» **TEXT PASSAGE**:
————————

And you can see why. On the first day a series of presentations showed the very high rate of growth in the labels industry in not only in Mexico, but  throughout the Latin and South American region. Some estimates put this growth at up to 14 per cent across all label technologies, which is a similar level to  Eastern Europe and Asia-Pacific.
There are good structural reasons for this growth outside the 'core' label markets of Western Europe, North America and Japan, where growth remains pretty static across the industry as a whole (although certain materials such as pressure-sensitives and unsupported film continue to show strong growth). The labels industry is at the very center of the raging hurricane we call 'globalization'.  As trade barriers come down across the world, driven by the World Trade Organization and a growing number of bi-lateral free trade treaties, it becomes easier for international investment funds to move freely around the world, and it makes the job of launching global brands much easier.
For brand owners - including now the big retail groups with their private, or own brands - this opens up the opportunity to dramatically reduce their costs by outsourcing production from the 'core' areas to the developing regions, where labor and other costs of production are cheaper, but where there is a potential reservoir of highly skilled labor and good infrastructure to deliver products to a regional or global market.


Mexico is a classic example. It has free trade agreements with the EU, it is a member of the North America Free Trade Area (NAFTA) and at the center of a web of trade agreements with Central and Latin American trading partners. This makes Mexico a prime target for investment by global brand owners, both to access the Mexican domestic market, and as a base for moving into South and Latin America.

————————

» **SHORT PROBLEM A**:
According to the text passage on label industry growth, why is Mexico a prime target for investment by global brand owners? Answer in one to three sentences.

» **Element boundary rows**:
————————

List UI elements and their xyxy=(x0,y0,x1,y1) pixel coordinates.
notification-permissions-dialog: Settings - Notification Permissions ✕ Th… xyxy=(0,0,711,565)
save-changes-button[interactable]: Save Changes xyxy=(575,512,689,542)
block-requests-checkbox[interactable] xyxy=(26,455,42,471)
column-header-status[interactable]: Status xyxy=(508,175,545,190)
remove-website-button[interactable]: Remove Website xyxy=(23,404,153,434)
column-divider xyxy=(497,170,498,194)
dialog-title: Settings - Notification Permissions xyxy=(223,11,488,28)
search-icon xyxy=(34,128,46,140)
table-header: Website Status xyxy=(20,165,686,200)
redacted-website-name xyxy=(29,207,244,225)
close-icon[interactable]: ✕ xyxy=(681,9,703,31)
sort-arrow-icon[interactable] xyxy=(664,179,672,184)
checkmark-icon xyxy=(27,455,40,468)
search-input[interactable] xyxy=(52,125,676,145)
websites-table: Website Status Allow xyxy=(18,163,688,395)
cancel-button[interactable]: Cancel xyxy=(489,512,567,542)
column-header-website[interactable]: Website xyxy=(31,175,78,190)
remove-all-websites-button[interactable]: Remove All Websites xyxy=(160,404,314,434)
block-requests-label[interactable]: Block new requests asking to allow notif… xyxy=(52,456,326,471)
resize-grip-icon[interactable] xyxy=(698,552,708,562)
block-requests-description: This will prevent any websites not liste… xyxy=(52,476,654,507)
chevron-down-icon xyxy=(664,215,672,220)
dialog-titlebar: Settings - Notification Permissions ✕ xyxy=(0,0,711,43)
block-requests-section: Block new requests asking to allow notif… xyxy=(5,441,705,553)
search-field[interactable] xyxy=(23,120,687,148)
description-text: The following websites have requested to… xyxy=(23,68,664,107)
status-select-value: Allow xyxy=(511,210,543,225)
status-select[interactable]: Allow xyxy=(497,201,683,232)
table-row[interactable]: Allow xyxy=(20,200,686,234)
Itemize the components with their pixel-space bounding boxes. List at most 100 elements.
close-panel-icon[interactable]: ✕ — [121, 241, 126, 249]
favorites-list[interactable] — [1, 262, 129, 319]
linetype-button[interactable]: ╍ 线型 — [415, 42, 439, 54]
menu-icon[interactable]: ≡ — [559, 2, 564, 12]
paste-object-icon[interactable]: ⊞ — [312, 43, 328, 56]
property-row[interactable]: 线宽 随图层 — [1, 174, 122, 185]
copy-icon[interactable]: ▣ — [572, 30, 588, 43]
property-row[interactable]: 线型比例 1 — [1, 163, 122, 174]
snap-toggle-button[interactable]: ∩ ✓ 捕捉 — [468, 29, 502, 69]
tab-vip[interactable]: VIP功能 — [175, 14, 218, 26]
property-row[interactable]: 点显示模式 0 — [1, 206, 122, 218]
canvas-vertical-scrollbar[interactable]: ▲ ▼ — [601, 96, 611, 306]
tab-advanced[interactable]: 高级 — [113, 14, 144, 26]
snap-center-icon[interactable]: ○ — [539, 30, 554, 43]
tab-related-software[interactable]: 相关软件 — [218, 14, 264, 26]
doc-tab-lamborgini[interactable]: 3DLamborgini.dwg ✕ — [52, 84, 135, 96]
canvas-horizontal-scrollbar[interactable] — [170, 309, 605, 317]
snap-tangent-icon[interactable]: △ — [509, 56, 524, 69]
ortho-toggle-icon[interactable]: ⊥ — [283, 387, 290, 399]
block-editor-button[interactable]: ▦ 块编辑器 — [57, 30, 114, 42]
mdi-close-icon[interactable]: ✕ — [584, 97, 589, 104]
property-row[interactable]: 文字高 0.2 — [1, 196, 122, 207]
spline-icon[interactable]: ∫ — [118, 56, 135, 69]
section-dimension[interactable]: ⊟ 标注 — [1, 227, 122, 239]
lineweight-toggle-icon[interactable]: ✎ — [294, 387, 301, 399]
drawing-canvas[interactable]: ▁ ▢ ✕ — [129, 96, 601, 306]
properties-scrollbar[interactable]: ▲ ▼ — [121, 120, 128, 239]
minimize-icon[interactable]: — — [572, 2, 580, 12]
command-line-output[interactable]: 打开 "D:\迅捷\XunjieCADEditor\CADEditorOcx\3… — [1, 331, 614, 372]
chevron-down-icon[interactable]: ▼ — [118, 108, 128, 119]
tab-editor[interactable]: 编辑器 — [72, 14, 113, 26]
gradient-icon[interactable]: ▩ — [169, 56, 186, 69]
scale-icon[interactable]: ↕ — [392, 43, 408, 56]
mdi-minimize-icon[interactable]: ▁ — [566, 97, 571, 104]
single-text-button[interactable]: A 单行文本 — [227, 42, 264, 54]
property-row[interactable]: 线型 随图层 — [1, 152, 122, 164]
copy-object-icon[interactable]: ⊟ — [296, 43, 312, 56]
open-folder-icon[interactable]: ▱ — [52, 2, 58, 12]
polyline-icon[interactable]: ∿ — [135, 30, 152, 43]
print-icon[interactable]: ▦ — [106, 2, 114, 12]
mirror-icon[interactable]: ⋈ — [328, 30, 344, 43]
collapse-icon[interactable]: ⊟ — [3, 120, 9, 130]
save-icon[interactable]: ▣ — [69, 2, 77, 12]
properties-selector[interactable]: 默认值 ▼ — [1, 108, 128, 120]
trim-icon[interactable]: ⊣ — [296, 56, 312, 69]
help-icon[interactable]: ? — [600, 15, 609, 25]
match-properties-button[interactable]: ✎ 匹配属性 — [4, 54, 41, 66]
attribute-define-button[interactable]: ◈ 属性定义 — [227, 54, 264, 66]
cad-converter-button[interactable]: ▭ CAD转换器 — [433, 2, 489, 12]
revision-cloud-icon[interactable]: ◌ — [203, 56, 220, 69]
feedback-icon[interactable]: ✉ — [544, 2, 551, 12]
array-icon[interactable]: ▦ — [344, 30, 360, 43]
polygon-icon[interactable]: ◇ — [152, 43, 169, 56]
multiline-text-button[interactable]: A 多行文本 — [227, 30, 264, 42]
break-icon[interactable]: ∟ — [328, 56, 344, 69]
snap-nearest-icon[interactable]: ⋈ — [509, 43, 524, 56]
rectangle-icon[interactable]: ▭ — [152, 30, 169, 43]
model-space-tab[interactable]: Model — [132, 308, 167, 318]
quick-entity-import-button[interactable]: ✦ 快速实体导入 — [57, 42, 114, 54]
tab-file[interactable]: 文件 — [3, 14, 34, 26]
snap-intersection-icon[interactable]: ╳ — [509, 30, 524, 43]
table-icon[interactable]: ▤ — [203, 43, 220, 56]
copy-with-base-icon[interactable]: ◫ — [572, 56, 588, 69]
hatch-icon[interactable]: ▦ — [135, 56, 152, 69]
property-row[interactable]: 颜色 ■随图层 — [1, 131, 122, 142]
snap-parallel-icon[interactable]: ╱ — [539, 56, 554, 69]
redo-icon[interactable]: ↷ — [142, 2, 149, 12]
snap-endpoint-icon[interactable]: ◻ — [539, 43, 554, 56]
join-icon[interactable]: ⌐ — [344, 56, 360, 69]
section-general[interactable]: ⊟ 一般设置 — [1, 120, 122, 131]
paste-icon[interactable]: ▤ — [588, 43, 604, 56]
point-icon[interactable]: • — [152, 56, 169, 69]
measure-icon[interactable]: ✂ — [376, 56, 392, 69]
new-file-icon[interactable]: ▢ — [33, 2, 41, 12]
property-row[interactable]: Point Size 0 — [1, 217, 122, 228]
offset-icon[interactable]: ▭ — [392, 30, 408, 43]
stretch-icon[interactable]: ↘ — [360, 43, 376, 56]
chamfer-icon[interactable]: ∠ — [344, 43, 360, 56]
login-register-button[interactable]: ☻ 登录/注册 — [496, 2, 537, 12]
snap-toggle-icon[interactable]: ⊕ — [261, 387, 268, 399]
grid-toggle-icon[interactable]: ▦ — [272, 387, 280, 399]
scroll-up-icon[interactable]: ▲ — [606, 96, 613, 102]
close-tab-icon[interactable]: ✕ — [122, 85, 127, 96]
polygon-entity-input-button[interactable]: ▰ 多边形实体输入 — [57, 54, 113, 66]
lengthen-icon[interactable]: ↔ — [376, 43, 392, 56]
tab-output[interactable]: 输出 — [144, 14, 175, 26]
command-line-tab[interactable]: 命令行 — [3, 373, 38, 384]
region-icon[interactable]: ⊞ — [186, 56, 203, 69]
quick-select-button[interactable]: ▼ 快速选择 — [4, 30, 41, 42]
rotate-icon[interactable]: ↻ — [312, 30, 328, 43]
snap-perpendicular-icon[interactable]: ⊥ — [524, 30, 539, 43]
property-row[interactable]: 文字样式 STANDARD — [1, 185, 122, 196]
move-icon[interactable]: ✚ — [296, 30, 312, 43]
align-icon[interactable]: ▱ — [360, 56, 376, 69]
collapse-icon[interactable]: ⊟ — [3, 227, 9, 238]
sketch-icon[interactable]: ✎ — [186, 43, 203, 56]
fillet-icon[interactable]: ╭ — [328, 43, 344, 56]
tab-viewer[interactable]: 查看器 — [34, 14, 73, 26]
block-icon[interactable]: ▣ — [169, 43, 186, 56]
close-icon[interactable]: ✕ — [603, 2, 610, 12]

————————

» **SHORT PROBLEM B**:
Render the rows as a JSON list of strings, one string per line and omitting blank lines, starting at the first line of the rows and ending at the line containing "search-input[interactable] xyxy=(52,125,676,145)".

» **RESPONSE A**:
Mexico has free trade agreements with the EU, belongs to the North America Free Trade Area (NAFTA), and sits at the center of a web of trade agreements with Central and Latin American trading partners. This makes it attractive both for accessing the Mexican domestic market and as a base for moving into South and Latin America.

» **RESPONSE B**:
[
  "List UI elements and their xyxy=(x0,y0,x1,y1) pixel coordinates.",
  "notification-permissions-dialog: Settings - Notification Permissions ✕ Th… xyxy=(0,0,711,565)",
  "save-changes-button[interactable]: Save Changes xyxy=(575,512,689,542)",
  "block-requests-checkbox[interactable] xyxy=(26,455,42,471)",
  "column-header-status[interactable]: Status xyxy=(508,175,545,190)",
  "remove-website-button[interactable]: Remove Website xyxy=(23,404,153,434)",
  "column-divider xyxy=(497,170,498,194)",
  "dialog-title: Settings - Notification Permissions xyxy=(223,11,488,28)",
  "search-icon xyxy=(34,128,46,140)",
  "table-header: Website Status xyxy=(20,165,686,200)",
  "redacted-website-name xyxy=(29,207,244,225)",
  "close-icon[interactable]: ✕ xyxy=(681,9,703,31)",
  "sort-arrow-icon[interactable] xyxy=(664,179,672,184)",
  "checkmark-icon xyxy=(27,455,40,468)",
  "search-input[interactable] xyxy=(52,125,676,145)"
]